• _Supplied entries_:
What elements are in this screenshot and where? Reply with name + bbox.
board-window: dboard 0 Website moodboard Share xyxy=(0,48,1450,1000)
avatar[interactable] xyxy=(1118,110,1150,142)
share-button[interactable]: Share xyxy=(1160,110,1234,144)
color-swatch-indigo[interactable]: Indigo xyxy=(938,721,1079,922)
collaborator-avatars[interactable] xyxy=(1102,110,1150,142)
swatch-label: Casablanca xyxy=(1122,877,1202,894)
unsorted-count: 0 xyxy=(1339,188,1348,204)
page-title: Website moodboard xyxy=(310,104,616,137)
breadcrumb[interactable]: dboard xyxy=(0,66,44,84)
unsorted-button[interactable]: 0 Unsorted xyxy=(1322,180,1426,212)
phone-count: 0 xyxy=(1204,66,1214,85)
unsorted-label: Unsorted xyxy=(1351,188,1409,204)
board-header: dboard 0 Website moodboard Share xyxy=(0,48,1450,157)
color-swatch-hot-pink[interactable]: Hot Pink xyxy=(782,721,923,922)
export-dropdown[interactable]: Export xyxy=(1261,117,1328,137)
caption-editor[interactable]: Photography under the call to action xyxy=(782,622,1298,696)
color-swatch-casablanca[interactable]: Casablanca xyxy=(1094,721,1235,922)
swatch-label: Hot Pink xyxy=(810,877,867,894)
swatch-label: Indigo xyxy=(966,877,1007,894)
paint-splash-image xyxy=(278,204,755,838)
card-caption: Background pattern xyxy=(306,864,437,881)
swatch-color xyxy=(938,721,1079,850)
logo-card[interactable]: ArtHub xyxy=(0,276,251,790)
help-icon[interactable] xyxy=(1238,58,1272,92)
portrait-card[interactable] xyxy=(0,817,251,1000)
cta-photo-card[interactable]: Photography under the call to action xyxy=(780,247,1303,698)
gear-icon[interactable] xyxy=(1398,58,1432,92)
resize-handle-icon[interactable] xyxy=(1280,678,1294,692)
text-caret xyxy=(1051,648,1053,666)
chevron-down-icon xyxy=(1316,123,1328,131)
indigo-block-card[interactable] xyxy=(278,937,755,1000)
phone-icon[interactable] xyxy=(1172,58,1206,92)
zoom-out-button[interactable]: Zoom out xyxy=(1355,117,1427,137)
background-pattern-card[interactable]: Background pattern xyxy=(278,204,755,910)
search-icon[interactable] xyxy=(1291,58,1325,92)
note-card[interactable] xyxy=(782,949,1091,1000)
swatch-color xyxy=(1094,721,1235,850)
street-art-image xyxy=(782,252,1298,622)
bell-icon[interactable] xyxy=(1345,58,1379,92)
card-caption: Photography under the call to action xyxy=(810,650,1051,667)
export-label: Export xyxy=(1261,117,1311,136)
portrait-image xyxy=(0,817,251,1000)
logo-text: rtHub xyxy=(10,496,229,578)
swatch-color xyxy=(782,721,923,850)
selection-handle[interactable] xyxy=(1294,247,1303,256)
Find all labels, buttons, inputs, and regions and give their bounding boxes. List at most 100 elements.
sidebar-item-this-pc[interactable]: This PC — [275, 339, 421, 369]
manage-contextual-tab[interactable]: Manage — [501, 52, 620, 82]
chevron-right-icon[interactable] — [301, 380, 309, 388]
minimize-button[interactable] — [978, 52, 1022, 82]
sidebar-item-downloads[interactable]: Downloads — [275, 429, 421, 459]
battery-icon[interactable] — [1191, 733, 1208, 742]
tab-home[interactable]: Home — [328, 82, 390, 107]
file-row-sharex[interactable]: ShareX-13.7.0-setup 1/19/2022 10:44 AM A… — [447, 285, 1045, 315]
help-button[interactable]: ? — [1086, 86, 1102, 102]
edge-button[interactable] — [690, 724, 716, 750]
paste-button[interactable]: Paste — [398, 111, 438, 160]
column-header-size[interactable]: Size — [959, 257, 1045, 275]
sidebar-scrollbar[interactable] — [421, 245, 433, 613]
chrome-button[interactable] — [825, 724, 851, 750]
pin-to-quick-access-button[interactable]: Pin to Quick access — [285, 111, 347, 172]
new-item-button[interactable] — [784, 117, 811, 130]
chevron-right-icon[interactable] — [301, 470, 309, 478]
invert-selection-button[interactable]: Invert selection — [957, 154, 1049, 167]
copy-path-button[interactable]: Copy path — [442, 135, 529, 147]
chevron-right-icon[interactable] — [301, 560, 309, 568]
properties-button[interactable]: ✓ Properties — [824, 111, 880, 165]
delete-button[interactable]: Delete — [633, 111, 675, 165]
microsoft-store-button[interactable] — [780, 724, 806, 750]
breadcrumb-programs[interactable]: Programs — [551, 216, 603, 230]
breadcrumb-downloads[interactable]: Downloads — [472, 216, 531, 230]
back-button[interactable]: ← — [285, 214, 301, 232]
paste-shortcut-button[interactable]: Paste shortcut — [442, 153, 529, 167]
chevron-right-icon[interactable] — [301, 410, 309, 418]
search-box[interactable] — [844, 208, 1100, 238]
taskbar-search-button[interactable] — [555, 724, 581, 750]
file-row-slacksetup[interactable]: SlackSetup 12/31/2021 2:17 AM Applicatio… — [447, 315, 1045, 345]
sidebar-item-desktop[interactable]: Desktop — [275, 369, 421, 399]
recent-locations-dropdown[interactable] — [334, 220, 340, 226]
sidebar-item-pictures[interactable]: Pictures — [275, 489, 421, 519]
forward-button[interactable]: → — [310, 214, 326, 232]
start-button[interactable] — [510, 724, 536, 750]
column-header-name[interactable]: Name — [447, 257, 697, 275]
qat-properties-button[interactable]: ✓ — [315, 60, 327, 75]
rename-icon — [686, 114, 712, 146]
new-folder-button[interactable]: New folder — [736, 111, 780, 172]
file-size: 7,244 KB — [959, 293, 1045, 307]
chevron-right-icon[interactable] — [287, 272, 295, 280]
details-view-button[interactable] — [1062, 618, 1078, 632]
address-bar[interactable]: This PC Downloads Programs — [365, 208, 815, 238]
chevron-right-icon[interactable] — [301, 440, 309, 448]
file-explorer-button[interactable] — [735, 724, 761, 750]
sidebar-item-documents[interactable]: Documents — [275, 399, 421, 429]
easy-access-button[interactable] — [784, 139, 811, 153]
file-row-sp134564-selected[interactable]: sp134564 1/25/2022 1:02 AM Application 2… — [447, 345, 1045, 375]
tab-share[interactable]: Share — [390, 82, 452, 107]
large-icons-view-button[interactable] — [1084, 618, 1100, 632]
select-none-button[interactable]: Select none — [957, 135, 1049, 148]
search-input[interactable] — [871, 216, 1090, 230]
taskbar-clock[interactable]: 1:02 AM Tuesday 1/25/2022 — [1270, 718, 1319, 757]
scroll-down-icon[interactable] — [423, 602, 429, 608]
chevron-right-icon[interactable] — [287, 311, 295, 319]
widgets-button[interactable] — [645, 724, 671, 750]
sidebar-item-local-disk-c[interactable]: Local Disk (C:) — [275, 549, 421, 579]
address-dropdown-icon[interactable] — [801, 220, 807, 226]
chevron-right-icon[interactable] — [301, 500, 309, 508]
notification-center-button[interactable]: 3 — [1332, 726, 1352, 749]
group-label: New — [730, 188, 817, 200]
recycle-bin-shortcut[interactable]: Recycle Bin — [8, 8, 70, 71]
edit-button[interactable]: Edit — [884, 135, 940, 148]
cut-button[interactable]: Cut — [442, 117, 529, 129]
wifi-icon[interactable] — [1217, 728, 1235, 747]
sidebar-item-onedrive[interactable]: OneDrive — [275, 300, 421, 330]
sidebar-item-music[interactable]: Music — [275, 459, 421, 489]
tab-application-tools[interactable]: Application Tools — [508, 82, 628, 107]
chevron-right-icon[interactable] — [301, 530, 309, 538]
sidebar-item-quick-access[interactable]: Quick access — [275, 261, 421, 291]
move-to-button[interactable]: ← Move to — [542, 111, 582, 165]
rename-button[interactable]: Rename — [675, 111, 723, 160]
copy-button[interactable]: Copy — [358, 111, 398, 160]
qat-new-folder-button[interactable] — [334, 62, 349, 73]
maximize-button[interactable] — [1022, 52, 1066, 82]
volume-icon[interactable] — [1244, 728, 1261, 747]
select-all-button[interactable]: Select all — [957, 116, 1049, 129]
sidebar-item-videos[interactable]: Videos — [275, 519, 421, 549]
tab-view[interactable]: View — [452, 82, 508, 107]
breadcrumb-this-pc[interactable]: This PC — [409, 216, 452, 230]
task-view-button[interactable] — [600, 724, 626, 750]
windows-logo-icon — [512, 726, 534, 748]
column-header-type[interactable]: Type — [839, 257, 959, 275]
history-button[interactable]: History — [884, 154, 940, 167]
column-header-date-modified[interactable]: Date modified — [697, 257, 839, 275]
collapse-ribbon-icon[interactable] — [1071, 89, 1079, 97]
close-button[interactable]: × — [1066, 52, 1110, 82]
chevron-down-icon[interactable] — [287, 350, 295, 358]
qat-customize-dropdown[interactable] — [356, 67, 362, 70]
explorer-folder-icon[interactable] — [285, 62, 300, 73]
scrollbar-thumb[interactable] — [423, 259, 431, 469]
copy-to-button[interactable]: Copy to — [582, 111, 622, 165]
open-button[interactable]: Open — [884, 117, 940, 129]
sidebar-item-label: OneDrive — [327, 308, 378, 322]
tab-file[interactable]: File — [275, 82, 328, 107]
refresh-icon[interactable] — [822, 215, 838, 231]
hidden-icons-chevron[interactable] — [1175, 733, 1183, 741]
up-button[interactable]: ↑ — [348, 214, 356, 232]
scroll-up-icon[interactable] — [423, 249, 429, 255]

• _Your objective_: Reproduce the rows word for word, beginning with the first one and continuing through the row that contains "share-button[interactable]: Share xyxy=(1160,110,1234,144)".

• _Correct output_:
What elements are in this screenshot and where? Reply with name + bbox.
board-window: dboard 0 Website moodboard Share xyxy=(0,48,1450,1000)
avatar[interactable] xyxy=(1118,110,1150,142)
share-button[interactable]: Share xyxy=(1160,110,1234,144)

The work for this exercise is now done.